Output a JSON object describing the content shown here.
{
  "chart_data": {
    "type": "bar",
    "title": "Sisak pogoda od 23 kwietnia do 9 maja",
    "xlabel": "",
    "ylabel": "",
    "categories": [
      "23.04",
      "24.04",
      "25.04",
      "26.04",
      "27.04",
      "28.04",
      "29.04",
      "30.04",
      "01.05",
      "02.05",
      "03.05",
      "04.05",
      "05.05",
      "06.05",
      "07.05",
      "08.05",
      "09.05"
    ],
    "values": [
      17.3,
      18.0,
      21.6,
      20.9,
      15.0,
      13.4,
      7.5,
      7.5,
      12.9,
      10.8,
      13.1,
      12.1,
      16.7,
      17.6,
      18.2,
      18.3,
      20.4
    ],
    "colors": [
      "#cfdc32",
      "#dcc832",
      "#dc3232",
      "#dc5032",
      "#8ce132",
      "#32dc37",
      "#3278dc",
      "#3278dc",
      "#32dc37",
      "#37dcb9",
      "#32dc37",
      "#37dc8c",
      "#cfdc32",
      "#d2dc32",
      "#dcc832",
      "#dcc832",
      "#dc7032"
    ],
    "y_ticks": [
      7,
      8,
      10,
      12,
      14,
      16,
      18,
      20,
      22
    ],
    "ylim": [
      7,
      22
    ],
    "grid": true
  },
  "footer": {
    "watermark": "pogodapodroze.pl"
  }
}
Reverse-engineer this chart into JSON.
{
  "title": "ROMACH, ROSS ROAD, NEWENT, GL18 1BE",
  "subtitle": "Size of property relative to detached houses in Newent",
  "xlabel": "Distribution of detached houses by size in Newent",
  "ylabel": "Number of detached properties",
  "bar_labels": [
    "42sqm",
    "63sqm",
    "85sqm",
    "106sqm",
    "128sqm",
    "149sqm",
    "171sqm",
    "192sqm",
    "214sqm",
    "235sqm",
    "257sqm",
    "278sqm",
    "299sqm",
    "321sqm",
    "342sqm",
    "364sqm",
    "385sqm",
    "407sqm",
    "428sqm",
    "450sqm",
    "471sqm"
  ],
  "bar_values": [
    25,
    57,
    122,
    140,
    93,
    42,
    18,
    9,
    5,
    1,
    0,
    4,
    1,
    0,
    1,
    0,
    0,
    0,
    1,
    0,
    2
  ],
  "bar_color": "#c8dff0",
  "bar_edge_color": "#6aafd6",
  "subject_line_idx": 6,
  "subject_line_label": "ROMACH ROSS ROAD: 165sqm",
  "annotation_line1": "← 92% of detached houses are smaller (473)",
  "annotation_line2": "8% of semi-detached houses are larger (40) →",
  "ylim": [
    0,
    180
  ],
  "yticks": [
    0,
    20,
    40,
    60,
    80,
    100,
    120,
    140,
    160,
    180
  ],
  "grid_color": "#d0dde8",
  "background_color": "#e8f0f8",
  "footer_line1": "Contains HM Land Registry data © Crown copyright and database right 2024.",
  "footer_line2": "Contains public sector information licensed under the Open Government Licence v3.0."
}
......
## Challenge
Write the material out again in its entirety, exactly as shown.

## Reply
Output a JSON object describing the content shown here.
{
  "chart_data": {
    "type": "bar",
    "title": "Sisak pogoda od 23 kwietnia do 9 maja",
    "xlabel": "",
    "ylabel": "",
    "categories": [
      "23.04",
      "24.04",
      "25.04",
      "26.04",
      "27.04",
      "28.04",
      "29.04",
      "30.04",
      "01.05",
      "02.05",
      "03.05",
      "04.05",
      "05.05",
      "06.05",
      "07.05",
      "08.05",
      "09.05"
    ],
    "values": [
      17.3,
      18.0,
      21.6,
      20.9,
      15.0,
      13.4,
      7.5,
      7.5,
      12.9,
      10.8,
      13.1,
      12.1,
      16.7,
      17.6,
      18.2,
      18.3,
      20.4
    ],
    "colors": [
      "#cfdc32",
      "#dcc832",
      "#dc3232",
      "#dc5032",
      "#8ce132",
      "#32dc37",
      "#3278dc",
      "#3278dc",
      "#32dc37",
      "#37dcb9",
      "#32dc37",
      "#37dc8c",
      "#cfdc32",
      "#d2dc32",
      "#dcc832",
      "#dcc832",
      "#dc7032"
    ],
    "y_ticks": [
      7,
      8,
      10,
      12,
      14,
      16,
      18,
      20,
      22
    ],
    "ylim": [
      7,
      22
    ],
    "grid": true
  },
  "footer": {
    "watermark": "pogodapodroze.pl"
  }
}
Reverse-engineer this chart into JSON.
{
  "title": "ROMACH, ROSS ROAD, NEWENT, GL18 1BE",
  "subtitle": "Size of property relative to detached houses in Newent",
  "xlabel": "Distribution of detached houses by size in Newent",
  "ylabel": "Number of detached properties",
  "bar_labels": [
    "42sqm",
    "63sqm",
    "85sqm",
    "106sqm",
    "128sqm",
    "149sqm",
    "171sqm",
    "192sqm",
    "214sqm",
    "235sqm",
    "257sqm",
    "278sqm",
    "299sqm",
    "321sqm",
    "342sqm",
    "364sqm",
    "385sqm",
    "407sqm",
    "428sqm",
    "450sqm",
    "471sqm"
  ],
  "bar_values": [
    25,
    57,
    122,
    140,
    93,
    42,
    18,
    9,
    5,
    1,
    0,
    4,
    1,
    0,
    1,
    0,
    0,
    0,
    1,
    0,
    2
  ],
  "bar_color": "#c8dff0",
  "bar_edge_color": "#6aafd6",
  "subject_line_idx": 6,
  "subject_line_label": "ROMACH ROSS ROAD: 165sqm",
  "annotation_line1": "← 92% of detached houses are smaller (473)",
  "annotation_line2": "8% of semi-detached houses are larger (40) →",
  "ylim": [
    0,
    180
  ],
  "yticks": [
    0,
    20,
    40,
    60,
    80,
    100,
    120,
    140,
    160,
    180
  ],
  "grid_color": "#d0dde8",
  "background_color": "#e8f0f8",
  "footer_line1": "Contains HM Land Registry data © Crown copyright and database right 2024.",
  "footer_line2": "Contains public sector information licensed under the Open Government Licence v3.0."
}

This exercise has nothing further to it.